EXERCISE DESCRIPTION:
Copy every line that contains the string "categories" from the entries below.

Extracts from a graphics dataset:
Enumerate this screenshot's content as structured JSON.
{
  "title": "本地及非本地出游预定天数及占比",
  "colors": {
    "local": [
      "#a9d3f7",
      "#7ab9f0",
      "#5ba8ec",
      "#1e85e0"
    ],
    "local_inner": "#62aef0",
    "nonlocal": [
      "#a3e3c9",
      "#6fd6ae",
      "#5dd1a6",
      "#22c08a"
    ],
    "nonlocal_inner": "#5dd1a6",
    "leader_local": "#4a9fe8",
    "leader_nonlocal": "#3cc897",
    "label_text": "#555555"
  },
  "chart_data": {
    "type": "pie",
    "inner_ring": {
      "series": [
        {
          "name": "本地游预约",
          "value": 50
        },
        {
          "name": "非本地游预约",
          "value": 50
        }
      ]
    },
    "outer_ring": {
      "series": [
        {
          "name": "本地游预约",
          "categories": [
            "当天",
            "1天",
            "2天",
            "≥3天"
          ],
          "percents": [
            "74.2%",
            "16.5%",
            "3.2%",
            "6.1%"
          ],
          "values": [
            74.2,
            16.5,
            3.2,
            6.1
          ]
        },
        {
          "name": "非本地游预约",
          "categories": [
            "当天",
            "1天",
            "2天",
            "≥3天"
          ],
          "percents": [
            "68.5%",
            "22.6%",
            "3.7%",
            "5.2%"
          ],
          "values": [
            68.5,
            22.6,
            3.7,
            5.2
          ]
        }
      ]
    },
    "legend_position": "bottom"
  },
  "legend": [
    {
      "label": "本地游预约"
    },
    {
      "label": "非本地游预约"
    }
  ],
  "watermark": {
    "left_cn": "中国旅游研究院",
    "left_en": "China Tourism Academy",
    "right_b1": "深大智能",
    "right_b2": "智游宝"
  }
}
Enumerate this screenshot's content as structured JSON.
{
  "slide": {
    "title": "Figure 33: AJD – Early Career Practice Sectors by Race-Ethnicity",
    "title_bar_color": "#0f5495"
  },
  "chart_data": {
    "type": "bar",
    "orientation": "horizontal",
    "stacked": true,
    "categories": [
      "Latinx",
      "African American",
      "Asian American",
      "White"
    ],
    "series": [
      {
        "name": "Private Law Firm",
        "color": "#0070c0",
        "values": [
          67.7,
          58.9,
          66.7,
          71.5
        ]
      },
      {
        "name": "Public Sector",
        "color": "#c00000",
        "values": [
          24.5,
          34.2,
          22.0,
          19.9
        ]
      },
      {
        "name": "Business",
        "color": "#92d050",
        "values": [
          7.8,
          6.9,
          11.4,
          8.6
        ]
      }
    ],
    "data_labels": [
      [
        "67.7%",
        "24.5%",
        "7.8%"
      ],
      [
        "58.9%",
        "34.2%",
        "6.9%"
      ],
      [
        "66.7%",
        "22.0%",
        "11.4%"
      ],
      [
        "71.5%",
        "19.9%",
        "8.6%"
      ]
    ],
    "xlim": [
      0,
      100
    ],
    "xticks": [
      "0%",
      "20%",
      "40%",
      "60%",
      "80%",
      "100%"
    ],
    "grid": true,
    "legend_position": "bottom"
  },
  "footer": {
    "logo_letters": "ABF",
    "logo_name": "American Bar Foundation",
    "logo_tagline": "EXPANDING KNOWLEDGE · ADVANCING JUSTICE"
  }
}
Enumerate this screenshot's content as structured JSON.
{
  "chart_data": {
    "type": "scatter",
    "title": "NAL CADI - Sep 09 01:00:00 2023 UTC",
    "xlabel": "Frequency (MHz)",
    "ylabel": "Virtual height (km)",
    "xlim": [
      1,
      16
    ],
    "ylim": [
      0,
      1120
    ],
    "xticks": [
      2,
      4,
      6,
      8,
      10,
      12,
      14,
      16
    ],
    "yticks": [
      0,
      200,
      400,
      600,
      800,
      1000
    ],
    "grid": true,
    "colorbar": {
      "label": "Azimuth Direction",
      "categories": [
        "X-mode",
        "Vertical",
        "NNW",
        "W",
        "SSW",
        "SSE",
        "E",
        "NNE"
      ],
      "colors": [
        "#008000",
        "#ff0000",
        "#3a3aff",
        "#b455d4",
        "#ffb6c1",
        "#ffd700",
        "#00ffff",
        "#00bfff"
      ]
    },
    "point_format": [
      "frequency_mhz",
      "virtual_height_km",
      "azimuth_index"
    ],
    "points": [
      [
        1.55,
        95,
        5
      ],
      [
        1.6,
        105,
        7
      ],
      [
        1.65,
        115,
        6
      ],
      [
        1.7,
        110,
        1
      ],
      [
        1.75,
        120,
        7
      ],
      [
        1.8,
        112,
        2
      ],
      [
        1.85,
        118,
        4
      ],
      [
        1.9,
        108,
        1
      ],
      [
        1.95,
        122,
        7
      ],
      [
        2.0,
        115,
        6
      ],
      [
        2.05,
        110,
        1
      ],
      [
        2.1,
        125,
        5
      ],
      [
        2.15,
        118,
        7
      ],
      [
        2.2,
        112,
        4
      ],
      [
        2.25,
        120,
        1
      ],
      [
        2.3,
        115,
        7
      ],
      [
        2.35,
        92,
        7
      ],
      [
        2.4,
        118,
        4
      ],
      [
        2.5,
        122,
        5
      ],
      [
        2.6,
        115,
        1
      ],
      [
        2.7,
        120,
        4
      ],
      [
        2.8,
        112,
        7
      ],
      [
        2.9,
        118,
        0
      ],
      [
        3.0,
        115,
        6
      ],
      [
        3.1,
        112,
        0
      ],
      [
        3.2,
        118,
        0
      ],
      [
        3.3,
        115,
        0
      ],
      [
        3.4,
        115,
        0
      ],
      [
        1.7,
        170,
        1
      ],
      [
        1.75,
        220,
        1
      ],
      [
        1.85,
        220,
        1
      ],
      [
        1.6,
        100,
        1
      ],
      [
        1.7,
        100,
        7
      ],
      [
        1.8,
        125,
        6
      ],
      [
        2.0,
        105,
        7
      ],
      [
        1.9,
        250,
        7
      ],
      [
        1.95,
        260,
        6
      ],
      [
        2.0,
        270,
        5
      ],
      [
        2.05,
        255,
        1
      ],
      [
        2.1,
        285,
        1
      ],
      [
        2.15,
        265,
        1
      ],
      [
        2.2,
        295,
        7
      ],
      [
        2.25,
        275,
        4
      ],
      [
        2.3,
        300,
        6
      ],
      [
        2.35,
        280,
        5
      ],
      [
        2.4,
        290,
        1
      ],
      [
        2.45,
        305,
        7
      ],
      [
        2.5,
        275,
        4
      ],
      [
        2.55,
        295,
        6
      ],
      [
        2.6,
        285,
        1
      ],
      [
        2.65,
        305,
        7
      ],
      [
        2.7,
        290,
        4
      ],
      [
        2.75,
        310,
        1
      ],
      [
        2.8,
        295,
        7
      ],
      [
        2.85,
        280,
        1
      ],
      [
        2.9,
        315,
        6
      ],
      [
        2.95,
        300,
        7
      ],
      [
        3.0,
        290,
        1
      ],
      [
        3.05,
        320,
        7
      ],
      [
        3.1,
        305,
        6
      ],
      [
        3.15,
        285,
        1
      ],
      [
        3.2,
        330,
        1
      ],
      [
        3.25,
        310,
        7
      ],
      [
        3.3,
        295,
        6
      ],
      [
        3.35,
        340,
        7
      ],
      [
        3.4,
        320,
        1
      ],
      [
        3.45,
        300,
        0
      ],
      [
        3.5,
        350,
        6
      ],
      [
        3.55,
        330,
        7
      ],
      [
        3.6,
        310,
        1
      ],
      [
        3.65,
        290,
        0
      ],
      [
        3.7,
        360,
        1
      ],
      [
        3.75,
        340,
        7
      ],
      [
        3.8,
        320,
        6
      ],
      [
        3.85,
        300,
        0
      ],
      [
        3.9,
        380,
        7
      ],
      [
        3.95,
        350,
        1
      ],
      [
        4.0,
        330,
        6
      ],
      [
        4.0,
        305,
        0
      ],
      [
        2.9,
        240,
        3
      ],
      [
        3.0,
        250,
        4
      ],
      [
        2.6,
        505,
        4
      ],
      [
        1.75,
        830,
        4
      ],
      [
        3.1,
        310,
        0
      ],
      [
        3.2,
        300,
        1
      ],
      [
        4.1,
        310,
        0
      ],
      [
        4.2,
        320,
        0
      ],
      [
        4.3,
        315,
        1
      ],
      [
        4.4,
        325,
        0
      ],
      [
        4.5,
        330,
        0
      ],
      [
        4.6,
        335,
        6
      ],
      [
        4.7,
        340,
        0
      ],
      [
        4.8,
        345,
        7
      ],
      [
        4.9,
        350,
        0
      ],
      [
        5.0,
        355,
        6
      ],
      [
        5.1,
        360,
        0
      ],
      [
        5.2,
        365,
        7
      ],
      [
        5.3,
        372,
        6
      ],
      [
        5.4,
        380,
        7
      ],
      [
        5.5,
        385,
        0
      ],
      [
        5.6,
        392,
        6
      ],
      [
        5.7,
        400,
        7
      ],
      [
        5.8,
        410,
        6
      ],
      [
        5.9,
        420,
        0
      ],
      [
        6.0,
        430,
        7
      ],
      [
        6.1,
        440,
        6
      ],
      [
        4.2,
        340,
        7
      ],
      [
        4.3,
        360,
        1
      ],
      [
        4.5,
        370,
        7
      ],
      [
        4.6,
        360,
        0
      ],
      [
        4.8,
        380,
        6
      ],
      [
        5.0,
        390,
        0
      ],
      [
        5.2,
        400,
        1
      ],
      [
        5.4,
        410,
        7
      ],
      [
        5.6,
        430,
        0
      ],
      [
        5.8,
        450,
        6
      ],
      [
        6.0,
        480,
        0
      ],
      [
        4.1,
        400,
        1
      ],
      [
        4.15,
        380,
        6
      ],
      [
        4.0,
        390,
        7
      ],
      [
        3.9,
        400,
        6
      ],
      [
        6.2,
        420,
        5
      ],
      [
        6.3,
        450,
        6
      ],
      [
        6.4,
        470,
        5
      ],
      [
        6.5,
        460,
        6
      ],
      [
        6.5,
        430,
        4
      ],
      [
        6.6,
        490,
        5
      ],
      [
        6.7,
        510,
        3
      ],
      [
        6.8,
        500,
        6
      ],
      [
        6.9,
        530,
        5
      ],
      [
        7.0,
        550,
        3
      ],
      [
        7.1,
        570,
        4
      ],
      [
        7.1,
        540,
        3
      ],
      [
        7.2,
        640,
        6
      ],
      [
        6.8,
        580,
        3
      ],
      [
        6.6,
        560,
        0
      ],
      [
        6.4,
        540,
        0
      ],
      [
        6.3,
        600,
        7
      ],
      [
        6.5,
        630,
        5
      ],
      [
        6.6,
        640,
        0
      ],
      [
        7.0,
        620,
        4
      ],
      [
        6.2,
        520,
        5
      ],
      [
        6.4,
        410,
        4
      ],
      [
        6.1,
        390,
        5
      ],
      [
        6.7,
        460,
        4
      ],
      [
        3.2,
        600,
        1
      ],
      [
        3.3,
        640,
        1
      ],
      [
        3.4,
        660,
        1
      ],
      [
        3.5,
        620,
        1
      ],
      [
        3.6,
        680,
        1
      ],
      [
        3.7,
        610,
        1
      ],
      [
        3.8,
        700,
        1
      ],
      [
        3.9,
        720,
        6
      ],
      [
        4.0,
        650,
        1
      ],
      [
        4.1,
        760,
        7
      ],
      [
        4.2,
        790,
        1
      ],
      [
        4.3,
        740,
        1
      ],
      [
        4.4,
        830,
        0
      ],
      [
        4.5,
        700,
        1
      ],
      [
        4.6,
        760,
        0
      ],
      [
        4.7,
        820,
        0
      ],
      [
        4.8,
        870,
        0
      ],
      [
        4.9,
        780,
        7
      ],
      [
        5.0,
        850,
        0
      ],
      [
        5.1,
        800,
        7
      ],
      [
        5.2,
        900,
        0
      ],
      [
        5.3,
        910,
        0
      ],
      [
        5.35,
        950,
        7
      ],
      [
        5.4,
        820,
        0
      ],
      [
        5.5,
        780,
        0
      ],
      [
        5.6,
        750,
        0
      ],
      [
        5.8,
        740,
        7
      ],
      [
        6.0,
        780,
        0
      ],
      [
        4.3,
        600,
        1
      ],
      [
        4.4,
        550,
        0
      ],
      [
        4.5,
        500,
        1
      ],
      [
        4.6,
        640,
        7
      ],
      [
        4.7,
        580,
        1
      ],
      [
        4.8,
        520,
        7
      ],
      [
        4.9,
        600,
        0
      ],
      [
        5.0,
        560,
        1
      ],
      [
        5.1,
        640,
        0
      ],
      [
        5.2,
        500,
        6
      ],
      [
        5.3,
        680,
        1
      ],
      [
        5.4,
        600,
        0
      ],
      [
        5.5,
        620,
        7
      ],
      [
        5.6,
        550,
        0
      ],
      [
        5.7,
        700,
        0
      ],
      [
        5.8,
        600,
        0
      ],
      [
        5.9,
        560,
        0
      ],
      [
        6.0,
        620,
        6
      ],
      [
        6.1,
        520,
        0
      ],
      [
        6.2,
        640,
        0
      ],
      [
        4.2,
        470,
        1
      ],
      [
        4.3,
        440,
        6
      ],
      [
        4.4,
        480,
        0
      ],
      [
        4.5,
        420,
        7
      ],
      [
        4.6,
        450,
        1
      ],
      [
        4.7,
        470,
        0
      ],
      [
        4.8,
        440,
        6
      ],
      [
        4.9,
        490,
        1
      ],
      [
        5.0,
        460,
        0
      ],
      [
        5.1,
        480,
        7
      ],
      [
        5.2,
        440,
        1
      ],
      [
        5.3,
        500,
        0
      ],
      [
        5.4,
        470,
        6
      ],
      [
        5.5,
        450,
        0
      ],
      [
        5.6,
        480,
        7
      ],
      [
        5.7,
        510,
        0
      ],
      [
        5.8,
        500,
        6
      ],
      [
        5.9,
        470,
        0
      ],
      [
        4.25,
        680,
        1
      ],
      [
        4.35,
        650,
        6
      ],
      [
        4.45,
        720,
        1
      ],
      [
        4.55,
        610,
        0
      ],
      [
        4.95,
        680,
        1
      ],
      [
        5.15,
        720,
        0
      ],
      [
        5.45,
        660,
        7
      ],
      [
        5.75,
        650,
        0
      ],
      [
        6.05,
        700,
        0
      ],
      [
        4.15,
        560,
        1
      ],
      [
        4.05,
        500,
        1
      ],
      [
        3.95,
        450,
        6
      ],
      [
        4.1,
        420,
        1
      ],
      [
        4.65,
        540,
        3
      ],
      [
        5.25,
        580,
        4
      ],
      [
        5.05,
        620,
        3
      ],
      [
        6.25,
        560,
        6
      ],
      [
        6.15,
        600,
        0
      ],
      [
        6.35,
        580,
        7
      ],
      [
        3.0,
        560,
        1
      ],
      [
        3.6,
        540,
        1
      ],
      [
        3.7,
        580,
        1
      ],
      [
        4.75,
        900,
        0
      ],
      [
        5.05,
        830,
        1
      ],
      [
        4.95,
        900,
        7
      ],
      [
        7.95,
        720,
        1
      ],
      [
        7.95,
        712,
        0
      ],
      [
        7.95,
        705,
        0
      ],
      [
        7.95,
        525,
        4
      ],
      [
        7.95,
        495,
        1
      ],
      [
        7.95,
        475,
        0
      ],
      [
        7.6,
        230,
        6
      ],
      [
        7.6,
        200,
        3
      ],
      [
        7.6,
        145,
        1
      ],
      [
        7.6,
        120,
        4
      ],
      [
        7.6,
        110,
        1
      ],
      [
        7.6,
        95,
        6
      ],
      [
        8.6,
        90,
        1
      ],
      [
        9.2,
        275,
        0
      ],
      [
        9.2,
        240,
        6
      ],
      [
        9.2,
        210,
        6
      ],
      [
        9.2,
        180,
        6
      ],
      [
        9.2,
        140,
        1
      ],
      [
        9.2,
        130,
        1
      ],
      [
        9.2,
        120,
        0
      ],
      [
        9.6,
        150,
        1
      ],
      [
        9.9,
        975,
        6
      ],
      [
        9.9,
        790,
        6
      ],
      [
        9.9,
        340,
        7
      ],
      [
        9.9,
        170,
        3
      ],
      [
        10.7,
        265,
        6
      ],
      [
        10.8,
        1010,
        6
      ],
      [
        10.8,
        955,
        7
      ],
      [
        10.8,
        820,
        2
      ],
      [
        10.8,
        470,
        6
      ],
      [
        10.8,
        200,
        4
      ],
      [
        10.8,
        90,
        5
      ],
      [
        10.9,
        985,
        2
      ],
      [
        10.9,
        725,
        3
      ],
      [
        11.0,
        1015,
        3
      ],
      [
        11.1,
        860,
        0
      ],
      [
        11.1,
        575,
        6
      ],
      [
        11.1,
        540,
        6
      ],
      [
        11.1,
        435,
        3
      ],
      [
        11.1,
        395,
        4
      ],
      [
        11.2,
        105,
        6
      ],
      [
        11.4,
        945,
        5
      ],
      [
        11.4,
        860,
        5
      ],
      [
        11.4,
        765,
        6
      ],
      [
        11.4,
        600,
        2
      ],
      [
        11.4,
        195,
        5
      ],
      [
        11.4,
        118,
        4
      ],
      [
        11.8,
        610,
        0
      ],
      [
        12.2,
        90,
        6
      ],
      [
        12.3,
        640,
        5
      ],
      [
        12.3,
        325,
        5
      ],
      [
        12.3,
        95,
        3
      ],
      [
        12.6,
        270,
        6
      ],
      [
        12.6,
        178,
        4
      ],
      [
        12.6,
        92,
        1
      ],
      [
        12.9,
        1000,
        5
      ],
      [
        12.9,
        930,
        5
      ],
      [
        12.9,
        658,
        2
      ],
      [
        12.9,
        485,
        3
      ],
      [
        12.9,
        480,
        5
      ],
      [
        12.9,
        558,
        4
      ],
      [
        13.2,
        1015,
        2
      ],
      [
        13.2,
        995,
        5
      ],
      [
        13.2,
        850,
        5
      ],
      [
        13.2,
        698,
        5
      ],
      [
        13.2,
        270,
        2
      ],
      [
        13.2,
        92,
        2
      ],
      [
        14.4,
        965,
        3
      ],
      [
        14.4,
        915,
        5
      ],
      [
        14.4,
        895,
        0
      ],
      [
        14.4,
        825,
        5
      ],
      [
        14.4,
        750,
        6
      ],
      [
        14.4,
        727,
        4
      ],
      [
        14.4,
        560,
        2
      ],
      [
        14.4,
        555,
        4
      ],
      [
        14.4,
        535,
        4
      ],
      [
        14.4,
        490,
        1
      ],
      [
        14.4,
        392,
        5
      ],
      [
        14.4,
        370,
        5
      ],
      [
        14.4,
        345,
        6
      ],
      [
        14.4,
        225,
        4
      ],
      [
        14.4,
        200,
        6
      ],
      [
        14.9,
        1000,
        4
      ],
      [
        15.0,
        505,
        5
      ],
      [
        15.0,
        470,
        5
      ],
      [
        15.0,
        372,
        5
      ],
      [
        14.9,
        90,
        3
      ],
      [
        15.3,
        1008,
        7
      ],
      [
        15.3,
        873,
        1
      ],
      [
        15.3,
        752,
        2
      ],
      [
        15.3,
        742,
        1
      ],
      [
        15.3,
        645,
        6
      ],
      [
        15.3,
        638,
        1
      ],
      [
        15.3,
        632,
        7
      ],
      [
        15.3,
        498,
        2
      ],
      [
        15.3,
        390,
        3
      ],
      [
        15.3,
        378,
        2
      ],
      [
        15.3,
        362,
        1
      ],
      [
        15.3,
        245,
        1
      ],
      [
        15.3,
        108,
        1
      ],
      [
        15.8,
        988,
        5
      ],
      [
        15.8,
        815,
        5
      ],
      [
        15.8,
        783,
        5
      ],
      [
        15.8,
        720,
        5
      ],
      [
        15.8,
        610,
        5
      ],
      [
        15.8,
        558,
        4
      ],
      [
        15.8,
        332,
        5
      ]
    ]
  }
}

RESPONSE BELOW:
          "categories": [
          "categories": [
    "categories": [
      "categories": [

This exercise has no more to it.